• _Instructions to follow_: In the OTV lab text, reproduce the part that opens with "It is expected" and closes with "the aggregation layer.", substituting "facility" for every "data center".

• _Reading passage_:
-- -- --
Lab 7
Lab 7: Overlay Transport Virtualization
Overlay Transport Virtualization Overview
OTV introduces the concept of "MAC routing," which means a control plane protocol is used to exchange MAC reachability information between network devices providing LAN extension functionality. This is a significant shift from Layer 2 switching that traditionally leverages data plane learning, and it is justified by the need to limit flooding of Layer 2 traffic across the transport infrastructure. As emphasized throughout this document, Layer 2 communications between sites resembles routing more than switching. If the destination MAC address information is unknown, then traffic is dropped (not flooded), preventing waste of precious bandwidth across the WAN.
OTV also introduces the concept of dynamic encapsulation for Layer 2 flows that need to be sent to remote locations. Each Ethernet frame is individually encapsulated into an IP packet and delivered across the transport network. This eliminates the need to establish virtual circuits, called Pseudowires, between the data center locations. Immediate advantages include improved flexibility when adding or removing sites to the overlay, more optimal bandwidth utilization across the WAN (specifically when the transport infrastructure is multicast enabled), and independence from the transport characteristics (Layer 1, Layer 2 or Layer 3).
Finally, OTV provides a native built-in multi-homing capability with automatic detection, critical to increasing high availability of the overall solution. Two or more devices can be leveraged in each data center to provide LAN extension functionality without running the risk of creating an end-to-end loop that would jeopardize the overall stability of the design. This is achieved by leveraging the same control plane protocol used for the exchange of MAC address information, without the need of extending the Spanning-Tree Protocol (STP) across the overlay. The following sections detail the OTV technology and introduce alternative design options for deploying OTV within, and between, data centers.
OTV Terminology
Edge Device
The edge device performs OTV functions: it receives the Layer 2 traffic for all VLANs that need to be extended to remote locations and dynamically encapsulates the Ethernet frames into IP packets that are then sent across the transport infrastructure.
It is expected that at least two OTV edge devices are deployed at each data center site to improve the resiliency.
Finally, the OTV edge device can be positioned in different parts of the data center. The choice depends on the site network topology. The figure above shows edge device deployment at the aggregation layer.
-- -- --
• _Excerpts from a layout annotation set_:
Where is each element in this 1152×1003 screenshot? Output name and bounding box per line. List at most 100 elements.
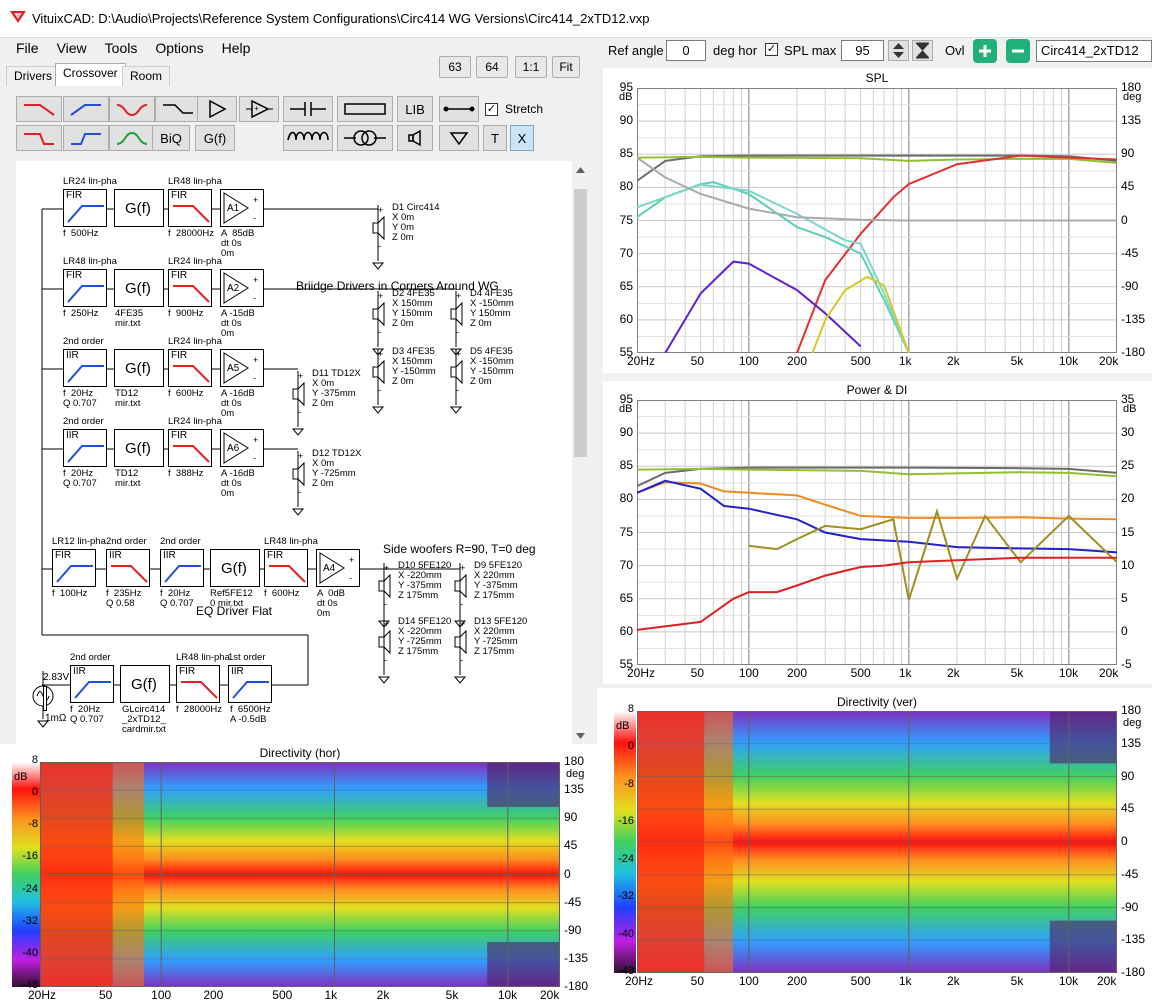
- highpass2-button[interactable]: [63, 125, 109, 151]
- lowpass2-button[interactable]: [16, 125, 62, 151]
- driver-coords: X 220mm Y -375mm Z 175mm: [474, 570, 518, 601]
- speaker-driver-icon[interactable]: +-: [452, 619, 468, 689]
- inductor-button[interactable]: [283, 125, 333, 151]
- transformer-button[interactable]: [337, 125, 393, 151]
- schematic-scrollbar[interactable]: [572, 161, 589, 744]
- tab-drivers[interactable]: Drivers: [6, 66, 60, 86]
- spl-max-input[interactable]: 95: [841, 40, 884, 61]
- amplifier-block[interactable]: + - A6: [220, 429, 264, 467]
- x-tick-label: 10k: [497, 988, 518, 1002]
- speaker-driver-icon[interactable]: +-: [370, 291, 386, 361]
- bandstop-button[interactable]: [109, 96, 155, 122]
- speaker-driver-icon[interactable]: +-: [370, 349, 386, 419]
- x-tick-label: 1k: [898, 974, 912, 988]
- inductor-icon: [287, 131, 329, 141]
- filter-block[interactable]: FIR: [168, 269, 212, 307]
- highpass-curve-icon: [164, 565, 201, 583]
- zoom-1to1-button[interactable]: 1:1: [515, 56, 547, 78]
- gf-block[interactable]: G(f): [114, 269, 164, 307]
- filter-block[interactable]: FIR: [168, 349, 212, 387]
- overlay-select[interactable]: Circ414_2xTD12: [1036, 40, 1152, 62]
- text-button[interactable]: T: [483, 125, 507, 151]
- amplifier-block[interactable]: + - A5: [220, 349, 264, 387]
- filter-block[interactable]: FIR: [52, 549, 96, 587]
- menu-tools[interactable]: Tools: [104, 40, 138, 56]
- filter-block[interactable]: FIR: [168, 189, 212, 227]
- crossover-schematic[interactable]: LR24 lin-pha FIR f 500Hz G(f) LR48 lin-pha FI…: [16, 161, 572, 744]
- y2-tick-label: -180: [1121, 345, 1146, 359]
- filter-block[interactable]: IIR: [63, 429, 107, 467]
- filter-block[interactable]: IIR: [106, 549, 150, 587]
- x-tick-label: 200: [787, 354, 808, 368]
- wire-button[interactable]: [439, 96, 479, 122]
- library-button[interactable]: LIB: [397, 96, 433, 122]
- x-button[interactable]: X: [510, 125, 534, 151]
- biquad-button[interactable]: BiQ: [152, 125, 190, 151]
- filter-block[interactable]: IIR: [63, 349, 107, 387]
- menu-file[interactable]: File: [16, 40, 39, 56]
- zoom-63-button[interactable]: 63: [439, 56, 471, 78]
- ref-angle-input[interactable]: 0: [666, 40, 706, 61]
- amplifier-block[interactable]: + - A4: [316, 549, 360, 587]
- bandpass-button[interactable]: [109, 125, 155, 151]
- resistor-button[interactable]: [337, 96, 393, 122]
- scroll-up-icon[interactable]: [576, 167, 585, 173]
- gf-label: G(f): [125, 360, 151, 377]
- driver-button[interactable]: [397, 125, 433, 151]
- tab-room[interactable]: Room: [122, 66, 171, 86]
- shelf-button[interactable]: [155, 96, 201, 122]
- stretch-checkbox[interactable]: ✓: [485, 103, 498, 116]
- filter-block[interactable]: FIR: [63, 269, 107, 307]
- y-tick-label: 85: [619, 146, 633, 161]
- filter-block[interactable]: FIR: [264, 549, 308, 587]
- tab-crossover[interactable]: Crossover: [55, 63, 126, 86]
- gf-block[interactable]: G(f): [114, 429, 164, 467]
- plot-area[interactable]: [40, 762, 560, 987]
- speaker-driver-icon[interactable]: +-: [370, 205, 386, 275]
- filter-params: f 20Hz Q 0.707: [70, 704, 104, 725]
- ground-button[interactable]: [439, 125, 479, 151]
- amplifier-block[interactable]: + - A2: [220, 269, 264, 307]
- gf-block[interactable]: G(f): [114, 349, 164, 387]
- svg-text:-: -: [378, 385, 381, 395]
- gf-block[interactable]: G(f): [210, 549, 260, 587]
- filter-block[interactable]: IIR: [228, 665, 272, 703]
- source-resistance: 1mΩ: [45, 713, 67, 724]
- filter-block[interactable]: FIR: [176, 665, 220, 703]
- plot-area[interactable]: [637, 400, 1117, 665]
- filter-block[interactable]: IIR: [160, 549, 204, 587]
- y-tick-label: 85: [619, 458, 633, 473]
- spl-max-spinner[interactable]: [888, 40, 909, 61]
- overlay-add-button[interactable]: [973, 39, 997, 63]
- highpass-button[interactable]: [63, 96, 109, 122]
- spl-fit-button[interactable]: [912, 40, 933, 61]
- spl-max-checkbox[interactable]: ✓: [765, 43, 778, 56]
- scroll-down-icon[interactable]: [576, 733, 585, 739]
- plot-area[interactable]: [637, 88, 1117, 353]
- scrollbar-thumb[interactable]: [574, 189, 587, 457]
- amplifier-block[interactable]: + - A1: [220, 189, 264, 227]
- gf-button[interactable]: G(f): [195, 125, 235, 151]
- overlay-remove-button[interactable]: [1006, 39, 1030, 63]
- zoom-64-button[interactable]: 64: [476, 56, 508, 78]
- amplifier-button[interactable]: [197, 96, 237, 122]
- menu-view[interactable]: View: [56, 40, 87, 56]
- zoom-fit-button[interactable]: Fit: [552, 56, 580, 78]
- lowpass-curve-icon: [111, 565, 148, 583]
- summing-amp-button[interactable]: +: [239, 96, 279, 122]
- speaker-driver-icon[interactable]: +-: [290, 371, 306, 441]
- gf-block[interactable]: G(f): [114, 189, 164, 227]
- speaker-driver-icon[interactable]: +-: [376, 619, 392, 689]
- filter-title: LR48 lin-pha: [63, 256, 117, 267]
- lowpass-button[interactable]: [16, 96, 62, 122]
- menu-options[interactable]: Options: [155, 40, 204, 56]
- filter-block[interactable]: FIR: [63, 189, 107, 227]
- capacitor-button[interactable]: [283, 96, 333, 122]
- plot-area[interactable]: [637, 711, 1117, 973]
- filter-block[interactable]: FIR: [168, 429, 212, 467]
- menu-help[interactable]: Help: [221, 40, 251, 56]
- speaker-driver-icon[interactable]: +-: [448, 349, 464, 419]
- filter-block[interactable]: IIR: [70, 665, 114, 703]
- speaker-driver-icon[interactable]: +-: [290, 451, 306, 521]
- gf-block[interactable]: G(f): [120, 665, 170, 703]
-- -- --
• _Answer_:
It is expected that at least two OTV edge devices are deployed at each facility site to improve the resiliency.
Finally, the OTV edge device can be positioned in different parts of the facility. The choice depends on the site network topology. The figure above shows edge device deployment at the aggregation layer.